Data to process
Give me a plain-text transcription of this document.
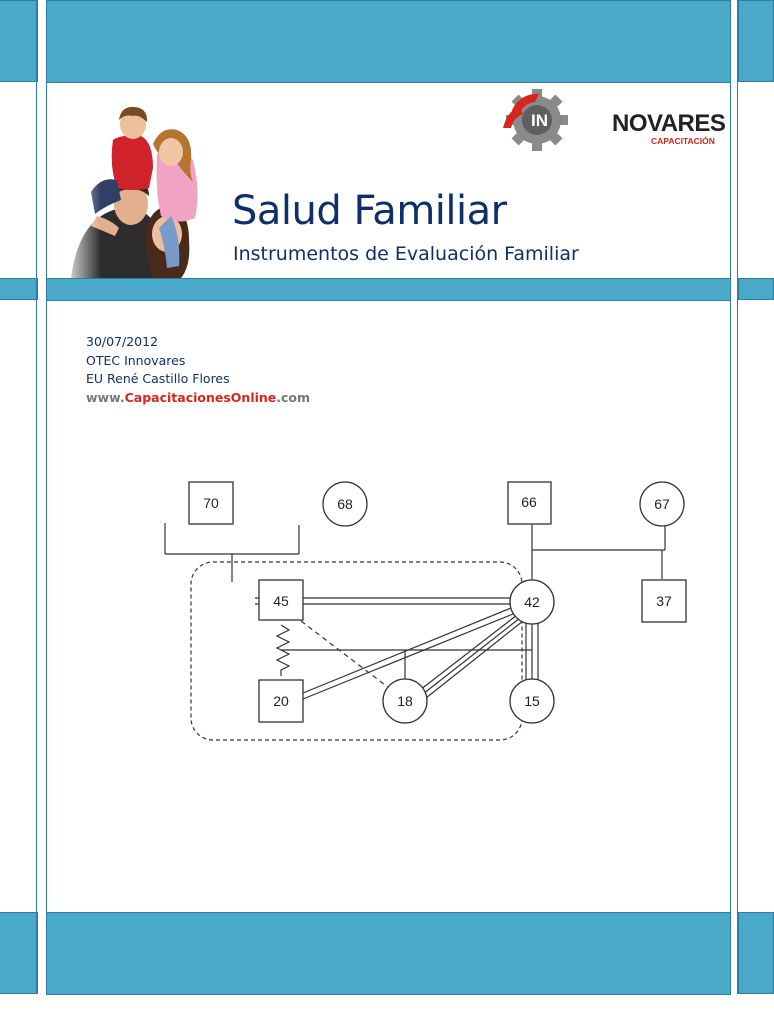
IN	NOVARES
CAPACITACIÓN
Salud Familiar
Instrumentos de Evaluación Familiar
30/07/2012
OTEC Innovares
EU René Castillo Flores
www.CapacitacionesOnline.com
70	68	66	67
45	42	37
20	18	15
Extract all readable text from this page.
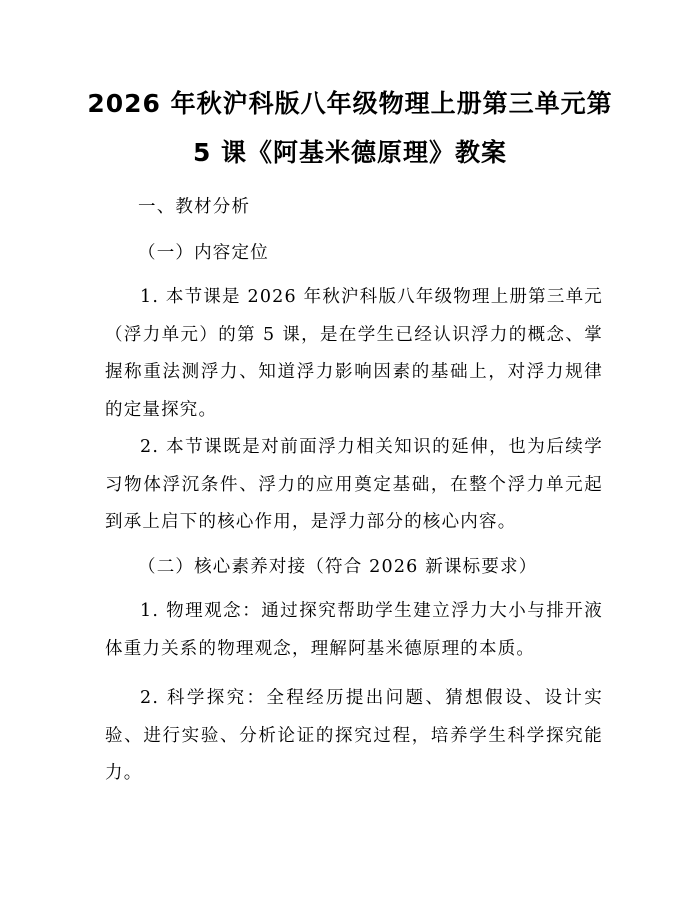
2026 年秋沪科版八年级物理上册第三单元第
5 课《阿基米德原理》教案

一、教材分析

（一）内容定位

1. 本节课是 2026 年秋沪科版八年级物理上册第三单元（浮力单元）的第 5 课，是在学生已经认识浮力的概念、掌握称重法测浮力、知道浮力影响因素的基础上，对浮力规律的定量探究。

2. 本节课既是对前面浮力相关知识的延伸，也为后续学习物体浮沉条件、浮力的应用奠定基础，在整个浮力单元起到承上启下的核心作用，是浮力部分的核心内容。

（二）核心素养对接（符合 2026 新课标要求）

1. 物理观念：通过探究帮助学生建立浮力大小与排开液体重力关系的物理观念，理解阿基米德原理的本质。

2. 科学探究：全程经历提出问题、猜想假设、设计实验、进行实验、分析论证的探究过程，培养学生科学探究能力。
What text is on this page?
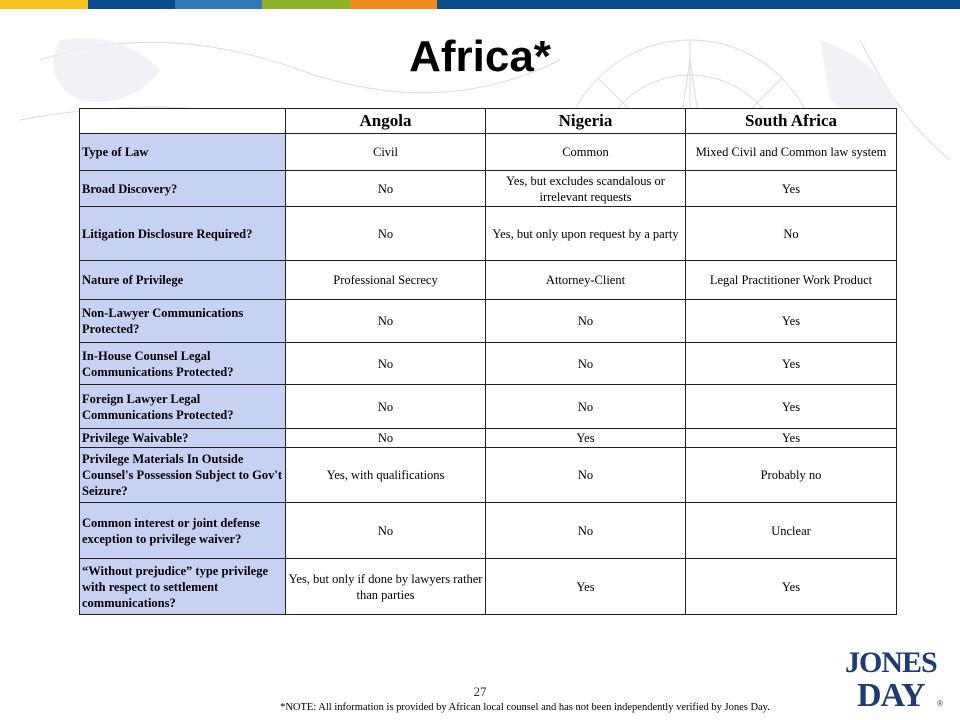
Africa*
	Angola	Nigeria	South Africa
Type of Law	Civil	Common	Mixed Civil and Common law system
Broad Discovery?	No	Yes, but excludes scandalous or irrelevant requests	Yes
Litigation Disclosure Required?	No	Yes, but only upon request by a party	No
Nature of Privilege	Professional Secrecy	Attorney-Client	Legal Practitioner Work Product
Non-Lawyer Communications Protected?	No	No	Yes
In-House Counsel Legal Communications Protected?	No	No	Yes
Foreign Lawyer Legal Communications Protected?	No	No	Yes
Privilege Waivable?	No	Yes	Yes
Privilege Materials In Outside Counsel's Possession Subject to Gov't Seizure?	Yes, with qualifications	No	Probably no
Common interest or joint defense exception to privilege waiver?	No	No	Unclear
“Without prejudice” type privilege with respect to settlement communications?	Yes, but only if done by lawyers rather than parties	Yes	Yes
27
*NOTE: All information is provided by African local counsel and has not been independently verified by Jones Day.
JONES
DAY ®
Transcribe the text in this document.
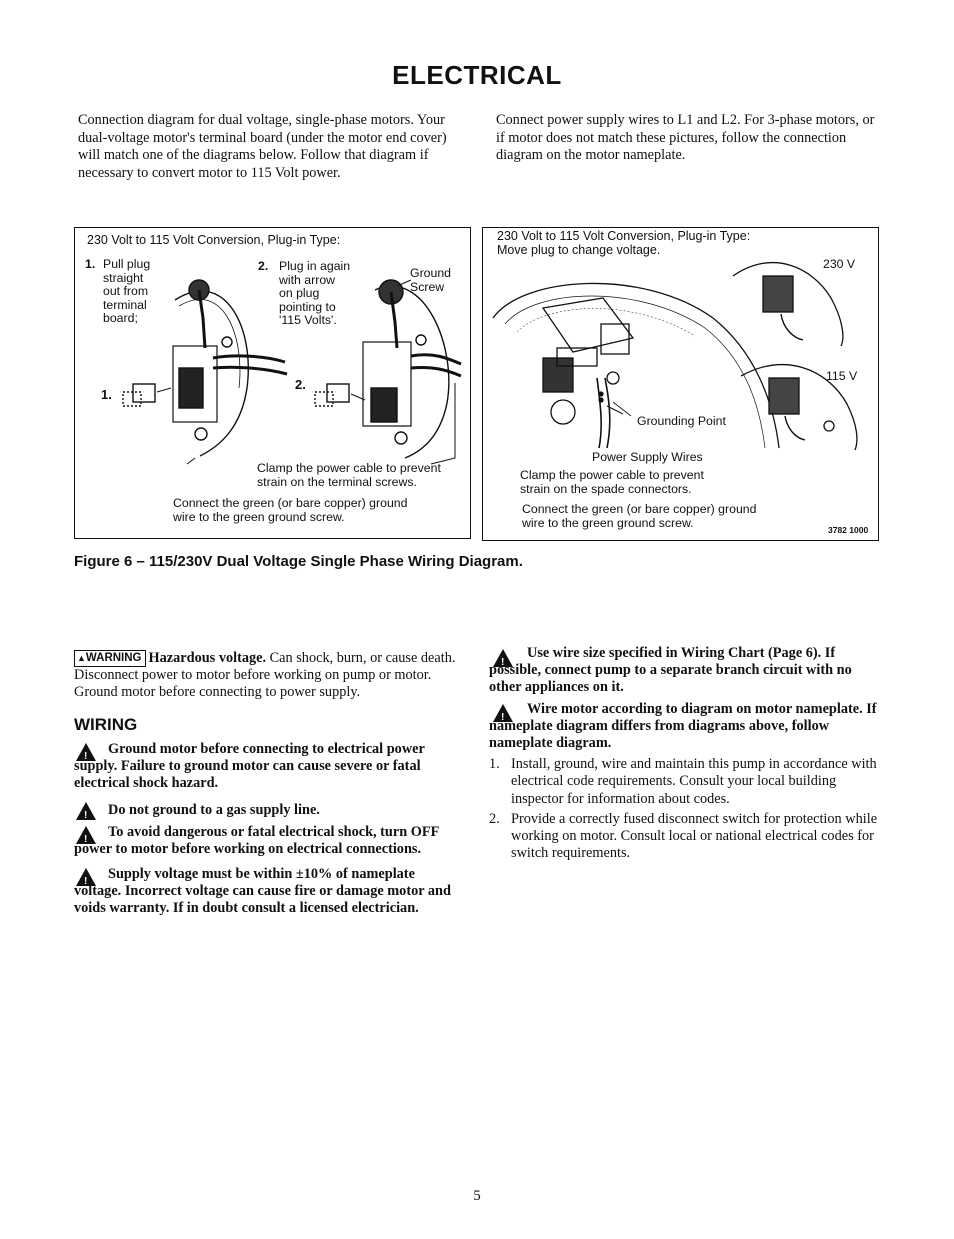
ELECTRICAL
Connection diagram for dual voltage, single-phase motors. Your dual-voltage motor's terminal board (under the motor end cover) will match one of the diagrams below. Follow that diagram if necessary to convert motor to 115 Volt power.
Connect power supply wires to L1 and L2. For 3-phase motors, or if motor does not match these pictures, follow the connection diagram on the motor nameplate.
230 Volt to 115 Volt Conversion, Plug-in Type:
1. Pull plug
straight
out from
terminal
board;
2. Plug in again
with arrow
on plug
pointing to
'115 Volts'.
Ground
Screw
1.
2.
Clamp the power cable to prevent
strain on the terminal screws.
Connect the green (or bare copper) ground
wire to the green ground screw.
230 Volt to 115 Volt Conversion, Plug-in Type:
Move plug to change voltage.
230 V
115 V
Grounding Point
Power Supply Wires
Clamp the power cable to prevent
strain on the spade connectors.
Connect the green (or bare copper) ground
wire to the green ground screw.
3782 1000
Figure 6 – 115/230V Dual Voltage Single Phase Wiring Diagram.

▲WARNING Hazardous voltage. Can shock, burn, or cause death. Disconnect power to motor before working on pump or motor. Ground motor before connecting to power supply.

WIRING

!
Ground motor before connecting to electrical power supply. Failure to ground motor can cause severe or fatal electrical shock hazard.

!
Do not ground to a gas supply line.

!
To avoid dangerous or fatal electrical shock, turn OFF power to motor before working on electrical connections.

!
Supply voltage must be within ±10% of nameplate voltage. Incorrect voltage can cause fire or damage motor and voids warranty. If in doubt consult a licensed electrician.

!
Use wire size specified in Wiring Chart (Page 6). If possible, connect pump to a separate branch circuit with no other appliances on it.

!
Wire motor according to diagram on motor nameplate. If nameplate diagram differs from diagrams above, follow nameplate diagram.

1. Install, ground, wire and maintain this pump in accordance with electrical code requirements. Consult your local building inspector for information about codes.
2. Provide a correctly fused disconnect switch for protection while working on motor. Consult local or national electrical codes for switch requirements.
5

Written problem
Scan the material for lines with the word "board", and copy each line you find.

Response
Connection diagram for dual voltage, single-phase motors. Your dual-voltage motor's terminal board (under the motor end cover) will match one of the diagrams below. Follow that diagram if necessary to convert motor to 115 Volt power.
board;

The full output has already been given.